— Start of Input rows —

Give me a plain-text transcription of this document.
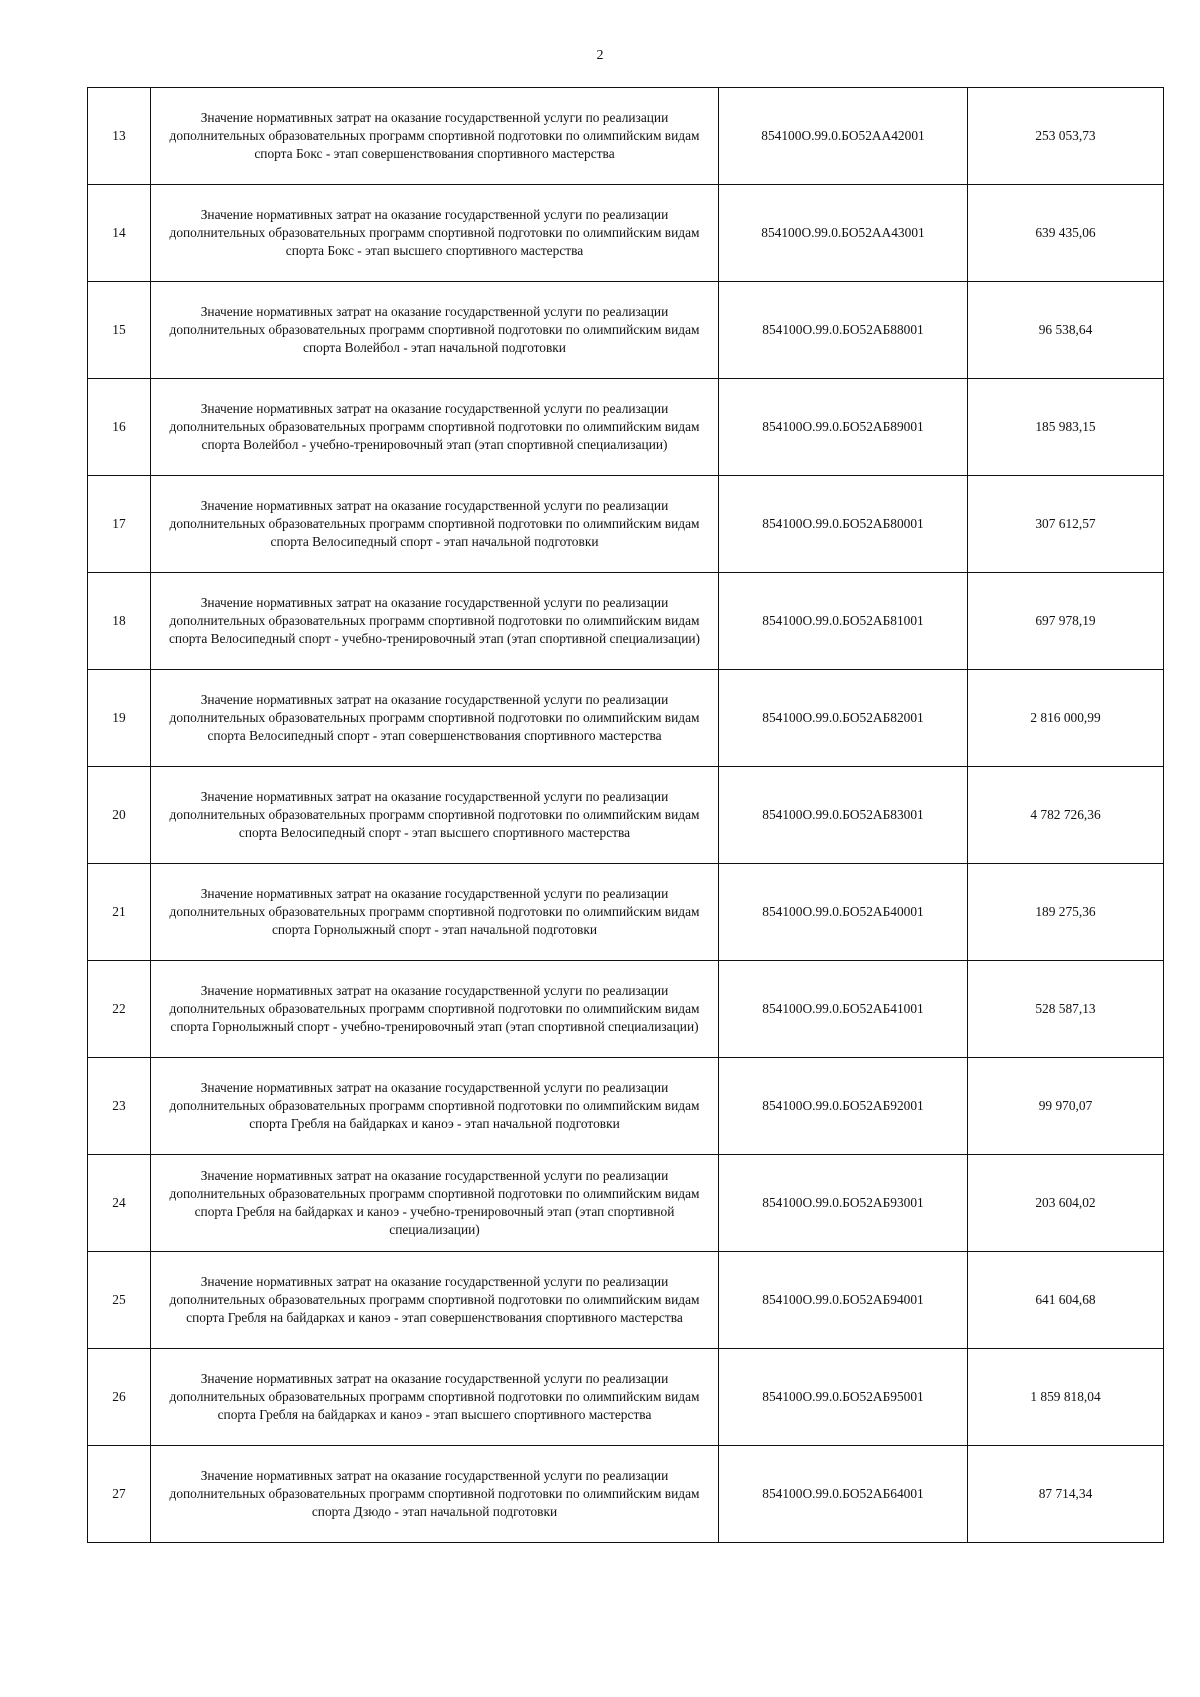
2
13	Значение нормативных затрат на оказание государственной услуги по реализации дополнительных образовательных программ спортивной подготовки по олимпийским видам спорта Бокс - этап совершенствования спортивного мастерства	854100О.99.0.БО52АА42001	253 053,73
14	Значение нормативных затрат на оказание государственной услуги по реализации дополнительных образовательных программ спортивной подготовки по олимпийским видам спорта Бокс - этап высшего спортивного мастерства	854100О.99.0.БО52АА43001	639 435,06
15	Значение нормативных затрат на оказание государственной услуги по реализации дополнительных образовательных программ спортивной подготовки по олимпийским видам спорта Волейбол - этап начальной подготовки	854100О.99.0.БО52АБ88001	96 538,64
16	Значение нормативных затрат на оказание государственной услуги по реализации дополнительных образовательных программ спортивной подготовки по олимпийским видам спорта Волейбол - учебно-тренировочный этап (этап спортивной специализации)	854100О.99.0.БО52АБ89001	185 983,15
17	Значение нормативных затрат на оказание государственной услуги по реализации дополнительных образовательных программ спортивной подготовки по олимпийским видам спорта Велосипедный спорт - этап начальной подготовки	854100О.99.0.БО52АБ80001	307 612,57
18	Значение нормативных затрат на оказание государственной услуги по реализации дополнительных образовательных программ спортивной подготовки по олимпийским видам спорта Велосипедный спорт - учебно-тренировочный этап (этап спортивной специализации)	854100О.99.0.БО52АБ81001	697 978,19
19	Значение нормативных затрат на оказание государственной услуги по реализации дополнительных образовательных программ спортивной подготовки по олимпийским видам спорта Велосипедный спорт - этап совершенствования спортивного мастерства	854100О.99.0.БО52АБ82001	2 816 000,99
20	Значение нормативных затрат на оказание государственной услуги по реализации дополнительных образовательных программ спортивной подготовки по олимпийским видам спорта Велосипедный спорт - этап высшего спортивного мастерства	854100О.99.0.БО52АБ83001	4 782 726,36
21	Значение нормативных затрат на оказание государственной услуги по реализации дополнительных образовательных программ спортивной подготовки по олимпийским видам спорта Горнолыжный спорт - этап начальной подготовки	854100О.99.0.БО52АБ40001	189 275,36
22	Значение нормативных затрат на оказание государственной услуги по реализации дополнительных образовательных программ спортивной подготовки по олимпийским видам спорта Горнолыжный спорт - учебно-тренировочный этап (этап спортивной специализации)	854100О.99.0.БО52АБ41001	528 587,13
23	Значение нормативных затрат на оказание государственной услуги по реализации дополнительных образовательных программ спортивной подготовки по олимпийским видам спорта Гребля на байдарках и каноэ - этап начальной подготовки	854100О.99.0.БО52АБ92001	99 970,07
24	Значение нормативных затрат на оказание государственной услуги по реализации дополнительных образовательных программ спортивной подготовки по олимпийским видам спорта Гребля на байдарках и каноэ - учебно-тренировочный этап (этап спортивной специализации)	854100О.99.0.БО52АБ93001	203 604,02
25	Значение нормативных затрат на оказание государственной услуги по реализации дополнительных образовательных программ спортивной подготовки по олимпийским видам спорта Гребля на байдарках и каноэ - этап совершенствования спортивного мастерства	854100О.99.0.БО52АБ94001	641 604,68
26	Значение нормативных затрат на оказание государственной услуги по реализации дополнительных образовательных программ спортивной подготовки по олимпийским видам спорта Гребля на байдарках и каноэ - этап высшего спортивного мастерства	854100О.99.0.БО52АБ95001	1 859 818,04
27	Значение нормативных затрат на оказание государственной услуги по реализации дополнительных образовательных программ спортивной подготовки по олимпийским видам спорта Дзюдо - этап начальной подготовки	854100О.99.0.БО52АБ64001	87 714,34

— End of Input rows —
— Start of Input rows —

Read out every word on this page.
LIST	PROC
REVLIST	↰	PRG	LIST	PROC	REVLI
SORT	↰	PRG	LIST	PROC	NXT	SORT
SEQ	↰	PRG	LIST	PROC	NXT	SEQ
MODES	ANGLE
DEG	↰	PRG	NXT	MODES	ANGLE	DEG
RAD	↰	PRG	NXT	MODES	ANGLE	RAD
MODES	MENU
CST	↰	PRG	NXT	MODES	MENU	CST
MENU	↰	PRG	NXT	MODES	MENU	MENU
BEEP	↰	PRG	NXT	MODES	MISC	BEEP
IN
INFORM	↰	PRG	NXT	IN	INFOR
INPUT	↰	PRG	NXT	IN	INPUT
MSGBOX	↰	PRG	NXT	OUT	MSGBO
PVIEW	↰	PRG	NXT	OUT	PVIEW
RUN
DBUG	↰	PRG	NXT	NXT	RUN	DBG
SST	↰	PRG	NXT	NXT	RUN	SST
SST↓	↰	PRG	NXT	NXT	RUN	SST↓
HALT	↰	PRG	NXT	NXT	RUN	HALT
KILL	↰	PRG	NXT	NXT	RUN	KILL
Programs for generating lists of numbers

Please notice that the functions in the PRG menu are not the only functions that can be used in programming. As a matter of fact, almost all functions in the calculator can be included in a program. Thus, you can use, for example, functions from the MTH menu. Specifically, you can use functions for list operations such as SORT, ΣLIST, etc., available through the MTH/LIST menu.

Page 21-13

— End of Input rows —

# Task details:
Within the records above, how many lines include the word "PROC"? State the number by itself.

# Worked answer:
4